_Problem statement_. Reproduce the text on Forward Operating Base Danger word for word, in its entirety.
Provided text START
Garrison information
- Garrison: 4th Infantry Division (Mar 2003 – Mar 2004) 1st Infantry Division (Mar 2004 – Feb 2005) 42nd Infantry Division (Feb-Nov 2005)

= Forward Operating Base Danger =

United States Military Operation

Forward Operating Base Danger was a forward operating base operated by the United States Army in Tikrit, Iraq from the time of the occupation of Iraq in 2003 until November 2005 when it was handed over to the government of Iraq.

==History==

The base was centered on Saddam Hussein's presidential palace complex. Founded as Forward Operating Base Ironhorse the installation served as the headquarters garrison for the 4th Infantry Division from April 2003 until handover and redesignation under the 1st Infantry Division in May 2004. (FOB Iron Horse was renamed FOB Patriot and then renamed to FOB Loyalty, during OIF II and OIF III. Also the location was in East Baghdad. It started with 1st Cav/1st Brigade and 3RD ID came in Dec/January 2005.)FOB Danger was in the North. FOB Iron Horse was in East Baghdad, which housed the prison.

The United States Army's 1st Infantry Division and 42nd Infantry Division occupied the base at different times. On 7 June 2005 Captain Phillip Esposito and 1st Lieutenant Louis Allen from the 42nd were killed at the base in what was the first incident of fragging among US forces during the Iraq War.
Provided text END
Extracted records START
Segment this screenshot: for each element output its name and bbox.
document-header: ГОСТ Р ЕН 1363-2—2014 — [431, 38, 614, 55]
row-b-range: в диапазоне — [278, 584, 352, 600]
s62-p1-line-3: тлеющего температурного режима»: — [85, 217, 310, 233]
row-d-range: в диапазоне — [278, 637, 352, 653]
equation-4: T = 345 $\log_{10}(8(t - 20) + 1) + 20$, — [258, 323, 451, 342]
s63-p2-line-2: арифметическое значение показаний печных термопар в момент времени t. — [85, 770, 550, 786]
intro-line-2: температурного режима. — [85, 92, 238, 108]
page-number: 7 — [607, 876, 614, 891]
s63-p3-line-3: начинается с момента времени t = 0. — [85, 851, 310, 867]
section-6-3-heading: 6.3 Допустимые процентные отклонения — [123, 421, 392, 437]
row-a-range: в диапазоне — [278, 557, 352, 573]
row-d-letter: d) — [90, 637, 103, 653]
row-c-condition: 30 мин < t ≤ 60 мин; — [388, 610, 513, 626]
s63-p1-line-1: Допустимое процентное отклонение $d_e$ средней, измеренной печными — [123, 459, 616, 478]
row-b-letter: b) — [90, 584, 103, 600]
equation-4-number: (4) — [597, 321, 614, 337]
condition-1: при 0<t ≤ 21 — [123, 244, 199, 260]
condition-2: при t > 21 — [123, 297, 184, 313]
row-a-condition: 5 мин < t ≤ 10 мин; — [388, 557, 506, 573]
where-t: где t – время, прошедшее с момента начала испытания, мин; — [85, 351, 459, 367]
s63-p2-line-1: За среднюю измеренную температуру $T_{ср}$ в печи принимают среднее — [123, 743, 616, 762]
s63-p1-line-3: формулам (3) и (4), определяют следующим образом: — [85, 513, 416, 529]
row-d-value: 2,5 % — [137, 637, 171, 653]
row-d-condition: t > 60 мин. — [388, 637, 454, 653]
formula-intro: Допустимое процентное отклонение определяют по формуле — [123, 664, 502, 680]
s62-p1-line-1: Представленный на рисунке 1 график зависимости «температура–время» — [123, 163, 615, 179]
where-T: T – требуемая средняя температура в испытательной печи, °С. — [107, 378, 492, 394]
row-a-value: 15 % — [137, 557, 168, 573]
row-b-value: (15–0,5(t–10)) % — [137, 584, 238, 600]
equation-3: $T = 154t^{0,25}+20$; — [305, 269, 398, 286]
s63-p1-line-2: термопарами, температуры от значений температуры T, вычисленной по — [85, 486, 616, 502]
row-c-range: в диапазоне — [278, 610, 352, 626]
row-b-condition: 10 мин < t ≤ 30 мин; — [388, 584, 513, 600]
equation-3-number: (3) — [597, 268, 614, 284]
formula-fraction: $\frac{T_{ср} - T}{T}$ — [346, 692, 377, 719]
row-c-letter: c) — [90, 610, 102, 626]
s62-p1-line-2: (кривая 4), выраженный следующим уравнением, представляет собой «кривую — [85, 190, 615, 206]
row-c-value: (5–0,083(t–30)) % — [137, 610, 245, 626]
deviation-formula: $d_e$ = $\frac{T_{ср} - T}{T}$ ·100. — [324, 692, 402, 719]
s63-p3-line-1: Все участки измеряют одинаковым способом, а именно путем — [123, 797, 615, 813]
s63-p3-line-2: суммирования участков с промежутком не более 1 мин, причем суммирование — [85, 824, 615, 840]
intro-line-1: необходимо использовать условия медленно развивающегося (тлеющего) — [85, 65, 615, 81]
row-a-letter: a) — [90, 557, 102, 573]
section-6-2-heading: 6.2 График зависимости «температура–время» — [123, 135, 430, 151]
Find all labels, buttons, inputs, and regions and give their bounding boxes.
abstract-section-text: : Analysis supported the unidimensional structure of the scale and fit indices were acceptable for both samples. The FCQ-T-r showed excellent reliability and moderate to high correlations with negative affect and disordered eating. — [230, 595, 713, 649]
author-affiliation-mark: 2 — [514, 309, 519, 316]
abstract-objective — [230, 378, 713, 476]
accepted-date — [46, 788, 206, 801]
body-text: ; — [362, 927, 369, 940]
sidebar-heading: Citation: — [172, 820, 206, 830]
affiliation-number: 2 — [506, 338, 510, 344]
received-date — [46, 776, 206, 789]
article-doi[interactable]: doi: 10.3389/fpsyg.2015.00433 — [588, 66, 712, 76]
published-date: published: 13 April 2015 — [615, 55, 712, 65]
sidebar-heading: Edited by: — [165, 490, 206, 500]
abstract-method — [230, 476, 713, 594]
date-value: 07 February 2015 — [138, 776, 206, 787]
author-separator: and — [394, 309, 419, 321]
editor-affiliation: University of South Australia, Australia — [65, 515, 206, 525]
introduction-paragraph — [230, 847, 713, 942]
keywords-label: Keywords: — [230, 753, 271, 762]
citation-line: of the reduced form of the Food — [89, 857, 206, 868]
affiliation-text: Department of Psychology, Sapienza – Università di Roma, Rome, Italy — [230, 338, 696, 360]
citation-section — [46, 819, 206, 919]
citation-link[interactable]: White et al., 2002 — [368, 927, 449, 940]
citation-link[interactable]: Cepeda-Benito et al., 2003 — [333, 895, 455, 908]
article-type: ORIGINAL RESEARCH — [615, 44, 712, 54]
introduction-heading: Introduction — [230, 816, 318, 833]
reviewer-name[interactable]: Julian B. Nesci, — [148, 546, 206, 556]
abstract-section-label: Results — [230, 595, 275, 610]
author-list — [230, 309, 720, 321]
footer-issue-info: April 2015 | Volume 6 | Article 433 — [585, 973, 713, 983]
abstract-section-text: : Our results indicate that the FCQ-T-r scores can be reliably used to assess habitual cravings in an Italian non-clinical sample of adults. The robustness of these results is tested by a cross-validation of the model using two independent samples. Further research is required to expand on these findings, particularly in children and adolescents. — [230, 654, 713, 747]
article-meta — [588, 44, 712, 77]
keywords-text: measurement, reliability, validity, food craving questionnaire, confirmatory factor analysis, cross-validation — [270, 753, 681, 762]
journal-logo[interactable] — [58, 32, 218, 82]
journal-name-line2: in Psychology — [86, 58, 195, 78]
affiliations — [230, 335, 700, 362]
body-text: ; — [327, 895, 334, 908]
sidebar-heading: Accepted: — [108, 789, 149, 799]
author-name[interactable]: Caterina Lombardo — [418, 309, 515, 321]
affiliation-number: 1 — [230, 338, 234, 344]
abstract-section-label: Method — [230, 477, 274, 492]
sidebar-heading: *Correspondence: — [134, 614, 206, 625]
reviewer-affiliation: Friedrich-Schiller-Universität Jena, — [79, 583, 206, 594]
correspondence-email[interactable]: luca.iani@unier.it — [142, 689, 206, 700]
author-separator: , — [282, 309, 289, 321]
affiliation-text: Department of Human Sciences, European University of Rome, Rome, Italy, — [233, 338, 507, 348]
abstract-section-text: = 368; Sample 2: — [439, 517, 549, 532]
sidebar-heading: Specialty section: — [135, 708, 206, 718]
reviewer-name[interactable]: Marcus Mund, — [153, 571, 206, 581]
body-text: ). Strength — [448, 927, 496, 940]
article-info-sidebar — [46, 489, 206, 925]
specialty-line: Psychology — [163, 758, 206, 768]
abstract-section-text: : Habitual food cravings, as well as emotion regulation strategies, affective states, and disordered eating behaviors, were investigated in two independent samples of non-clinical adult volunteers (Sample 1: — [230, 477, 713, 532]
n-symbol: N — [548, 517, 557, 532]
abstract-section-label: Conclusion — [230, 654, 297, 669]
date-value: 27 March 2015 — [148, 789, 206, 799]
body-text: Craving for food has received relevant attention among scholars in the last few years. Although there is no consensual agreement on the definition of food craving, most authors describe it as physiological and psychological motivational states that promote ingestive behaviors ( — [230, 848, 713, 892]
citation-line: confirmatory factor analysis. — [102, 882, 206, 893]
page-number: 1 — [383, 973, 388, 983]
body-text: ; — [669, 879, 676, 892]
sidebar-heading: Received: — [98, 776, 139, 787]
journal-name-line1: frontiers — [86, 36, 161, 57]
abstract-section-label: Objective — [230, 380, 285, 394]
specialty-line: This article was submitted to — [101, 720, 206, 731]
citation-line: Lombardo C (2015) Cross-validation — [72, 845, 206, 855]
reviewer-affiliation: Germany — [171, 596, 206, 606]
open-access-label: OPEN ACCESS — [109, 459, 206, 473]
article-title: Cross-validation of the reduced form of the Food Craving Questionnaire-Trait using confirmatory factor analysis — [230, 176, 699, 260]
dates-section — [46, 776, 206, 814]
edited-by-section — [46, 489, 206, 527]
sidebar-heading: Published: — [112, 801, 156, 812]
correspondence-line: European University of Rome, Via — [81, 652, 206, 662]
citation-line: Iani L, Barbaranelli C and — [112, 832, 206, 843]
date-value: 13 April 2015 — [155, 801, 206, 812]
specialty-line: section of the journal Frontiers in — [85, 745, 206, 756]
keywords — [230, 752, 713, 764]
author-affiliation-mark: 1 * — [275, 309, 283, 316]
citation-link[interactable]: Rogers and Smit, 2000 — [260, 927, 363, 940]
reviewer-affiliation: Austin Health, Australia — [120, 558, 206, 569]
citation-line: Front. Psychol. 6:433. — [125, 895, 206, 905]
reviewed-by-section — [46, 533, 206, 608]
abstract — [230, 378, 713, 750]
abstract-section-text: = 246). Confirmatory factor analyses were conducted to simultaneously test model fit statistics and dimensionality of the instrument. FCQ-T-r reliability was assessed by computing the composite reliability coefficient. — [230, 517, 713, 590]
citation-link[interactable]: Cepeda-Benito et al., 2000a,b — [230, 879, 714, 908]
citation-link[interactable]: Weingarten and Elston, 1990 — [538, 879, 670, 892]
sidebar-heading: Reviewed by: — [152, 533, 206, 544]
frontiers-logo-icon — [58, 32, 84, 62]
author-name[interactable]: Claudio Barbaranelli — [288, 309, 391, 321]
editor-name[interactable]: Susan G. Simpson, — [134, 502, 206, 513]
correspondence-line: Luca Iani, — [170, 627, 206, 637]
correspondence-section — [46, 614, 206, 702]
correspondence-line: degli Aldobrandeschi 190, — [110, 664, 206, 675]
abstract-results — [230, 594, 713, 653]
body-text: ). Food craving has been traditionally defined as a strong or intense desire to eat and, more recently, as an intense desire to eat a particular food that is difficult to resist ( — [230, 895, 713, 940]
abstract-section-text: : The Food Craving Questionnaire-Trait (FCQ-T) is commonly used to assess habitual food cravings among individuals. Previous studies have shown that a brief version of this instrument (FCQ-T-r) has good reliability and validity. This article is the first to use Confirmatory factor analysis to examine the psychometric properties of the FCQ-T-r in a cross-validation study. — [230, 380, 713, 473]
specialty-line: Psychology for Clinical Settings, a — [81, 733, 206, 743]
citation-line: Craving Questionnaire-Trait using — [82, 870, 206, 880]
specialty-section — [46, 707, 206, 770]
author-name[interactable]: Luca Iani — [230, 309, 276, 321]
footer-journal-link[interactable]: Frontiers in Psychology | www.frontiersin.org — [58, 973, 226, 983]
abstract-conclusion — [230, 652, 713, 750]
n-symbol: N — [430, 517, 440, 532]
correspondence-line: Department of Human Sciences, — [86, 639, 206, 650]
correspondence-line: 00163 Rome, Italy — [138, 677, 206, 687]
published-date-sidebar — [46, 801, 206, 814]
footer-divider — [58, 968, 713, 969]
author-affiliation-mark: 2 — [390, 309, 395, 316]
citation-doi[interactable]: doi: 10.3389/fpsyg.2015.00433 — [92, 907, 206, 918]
Extracted records END
_Result_.
Garrison information
- Garrison: 4th Infantry Division (Mar 2003 – Mar 2004) 1st Infantry Division (Mar 2004 – Feb 2005) 42nd Infantry Division (Feb-Nov 2005)

= Forward Operating Base Danger =

United States Military Operation

Forward Operating Base Danger was a forward operating base operated by the United States Army in Tikrit, Iraq from the time of the occupation of Iraq in 2003 until November 2005 when it was handed over to the government of Iraq.

==History==

The base was centered on Saddam Hussein's presidential palace complex. Founded as Forward Operating Base Ironhorse the installation served as the headquarters garrison for the 4th Infantry Division from April 2003 until handover and redesignation under the 1st Infantry Division in May 2004. (FOB Iron Horse was renamed FOB Patriot and then renamed to FOB Loyalty, during OIF II and OIF III. Also the location was in East Baghdad. It started with 1st Cav/1st Brigade and 3RD ID came in Dec/January 2005.)FOB Danger was in the North. FOB Iron Horse was in East Baghdad, which housed the prison.

The United States Army's 1st Infantry Division and 42nd Infantry Division occupied the base at different times. On 7 June 2005 Captain Phillip Esposito and 1st Lieutenant Louis Allen from the 42nd were killed at the base in what was the first incident of fragging among US forces during the Iraq War.